ASCO GU 2020: Emerging Therapies in Renal Cell Carcinoma: From PARP Inhibition to Novel Immunotherapeutics
The rationale for targeting HIF stems from an understanding of the pathogenesis of clear cell RCC (ccRCC). Inactivation of the Von Hippel-Lindau (VHL) tumor suppressor gene results in the stabilization of the alpha subunit of the HIF family, leading to uncontrollable activation of HIF target genes. HIF-2a regulates the expression of hundreds of hypoxia associated genes. Dr. Rose highlighted two HIF-2a inhibitors that have shown efficacy in the management of mRCC. PT2385 has been associated with an overall response rate (ORR) of 14% and stable disease (SD) rate of 52%. PT2977 has been associated with an ORR of 24% and 80% of patients taking this medication demonstrated a clinical benefit. Currently, a phase III trial is underway comparing the efficacy of PT2977 versus everolimus.

» TO DO:
[1] In the passage on HIF-2a inhibitors in renal cell carcinoma, which drug is PT2977 being compared against in the phase III trial?
[2] Extend the passage on HIF-2a inhibitors in renal cell carcinoma, picking up after its final sentence.

» ENTRIES PROVIDED:

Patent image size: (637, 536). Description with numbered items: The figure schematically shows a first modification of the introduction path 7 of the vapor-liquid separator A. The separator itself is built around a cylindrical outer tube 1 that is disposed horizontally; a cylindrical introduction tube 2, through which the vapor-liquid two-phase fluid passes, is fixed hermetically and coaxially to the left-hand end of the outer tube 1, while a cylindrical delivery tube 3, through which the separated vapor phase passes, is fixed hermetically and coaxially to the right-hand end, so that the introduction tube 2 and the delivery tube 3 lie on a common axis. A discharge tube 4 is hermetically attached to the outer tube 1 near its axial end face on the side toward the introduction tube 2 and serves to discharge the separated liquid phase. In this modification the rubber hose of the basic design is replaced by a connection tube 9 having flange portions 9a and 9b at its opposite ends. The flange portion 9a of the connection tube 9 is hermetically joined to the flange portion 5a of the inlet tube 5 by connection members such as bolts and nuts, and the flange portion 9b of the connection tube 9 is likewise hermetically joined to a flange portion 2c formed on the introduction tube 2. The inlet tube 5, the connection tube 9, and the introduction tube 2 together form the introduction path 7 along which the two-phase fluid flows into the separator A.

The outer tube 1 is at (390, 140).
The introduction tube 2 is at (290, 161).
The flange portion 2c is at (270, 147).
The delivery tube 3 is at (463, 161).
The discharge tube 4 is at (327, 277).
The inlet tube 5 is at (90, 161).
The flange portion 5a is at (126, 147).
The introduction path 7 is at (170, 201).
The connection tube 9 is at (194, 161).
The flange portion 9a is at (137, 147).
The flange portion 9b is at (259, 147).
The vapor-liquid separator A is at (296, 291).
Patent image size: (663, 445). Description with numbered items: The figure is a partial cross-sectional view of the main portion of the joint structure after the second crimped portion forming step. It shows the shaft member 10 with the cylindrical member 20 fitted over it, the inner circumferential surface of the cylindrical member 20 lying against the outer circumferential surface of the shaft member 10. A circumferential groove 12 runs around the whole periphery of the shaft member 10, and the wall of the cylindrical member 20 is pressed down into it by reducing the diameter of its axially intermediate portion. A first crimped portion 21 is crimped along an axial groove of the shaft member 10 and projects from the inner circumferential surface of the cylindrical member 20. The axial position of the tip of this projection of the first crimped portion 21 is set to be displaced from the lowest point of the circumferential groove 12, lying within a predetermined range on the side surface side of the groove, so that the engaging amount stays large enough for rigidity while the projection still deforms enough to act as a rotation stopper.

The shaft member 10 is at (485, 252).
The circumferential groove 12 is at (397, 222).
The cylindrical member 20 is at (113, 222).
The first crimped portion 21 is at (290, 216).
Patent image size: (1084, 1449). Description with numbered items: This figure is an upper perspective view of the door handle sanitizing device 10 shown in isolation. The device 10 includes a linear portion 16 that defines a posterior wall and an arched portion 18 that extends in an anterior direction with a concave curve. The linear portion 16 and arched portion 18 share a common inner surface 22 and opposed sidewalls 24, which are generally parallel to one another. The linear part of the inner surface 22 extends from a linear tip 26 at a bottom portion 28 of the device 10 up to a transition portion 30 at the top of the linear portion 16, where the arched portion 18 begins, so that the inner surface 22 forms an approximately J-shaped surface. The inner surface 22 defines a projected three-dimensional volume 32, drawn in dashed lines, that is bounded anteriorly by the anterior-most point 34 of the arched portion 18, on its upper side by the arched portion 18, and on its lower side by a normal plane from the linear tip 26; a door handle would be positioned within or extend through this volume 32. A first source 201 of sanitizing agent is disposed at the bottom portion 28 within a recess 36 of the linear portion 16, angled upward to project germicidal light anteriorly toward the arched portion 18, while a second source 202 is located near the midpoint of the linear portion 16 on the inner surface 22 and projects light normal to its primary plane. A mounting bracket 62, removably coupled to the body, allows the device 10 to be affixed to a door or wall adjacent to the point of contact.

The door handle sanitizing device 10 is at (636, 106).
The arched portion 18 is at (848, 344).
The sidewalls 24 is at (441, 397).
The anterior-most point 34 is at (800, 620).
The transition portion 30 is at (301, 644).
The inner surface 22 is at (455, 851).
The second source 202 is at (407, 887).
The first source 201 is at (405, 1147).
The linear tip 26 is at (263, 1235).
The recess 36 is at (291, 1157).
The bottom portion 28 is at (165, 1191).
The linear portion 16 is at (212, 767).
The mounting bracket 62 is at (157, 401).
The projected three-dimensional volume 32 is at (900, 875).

» TASK-BY-TASK RESULTS:
[1] Everolimus.

[2]
Inhibition of PARP leads to the accumulation of single-strand deoxyribonucleic acid (DNA) breaks and eventually catastrophic double-strand DNA breaks, which results in cell death. Although renal cell carcinoma (RCC) classically does not respond to DNA damaging strategies such as platinum-based chemotherapy or radiation, preclinical studies have suggested that PARP inhibition may have utility in the management of RCC. Studies have shown that loss of BAP1 leads to tumors with homologous recombination repair deficiency and sensitivity to PARP inhibition. Also, PARP inhibition has been shown to have utility in patient-derived xenografts of fumarate hydratase and succinate dehydrogenase deficient tumors. Lastly, ARID1A deficiency may confer sensitivity to PARP inhibition. Dr. Rose highlighted seven clinical trials currently in-progress that are hoping to evaluate the efficacy of PARP inhibitors in the management of RCC.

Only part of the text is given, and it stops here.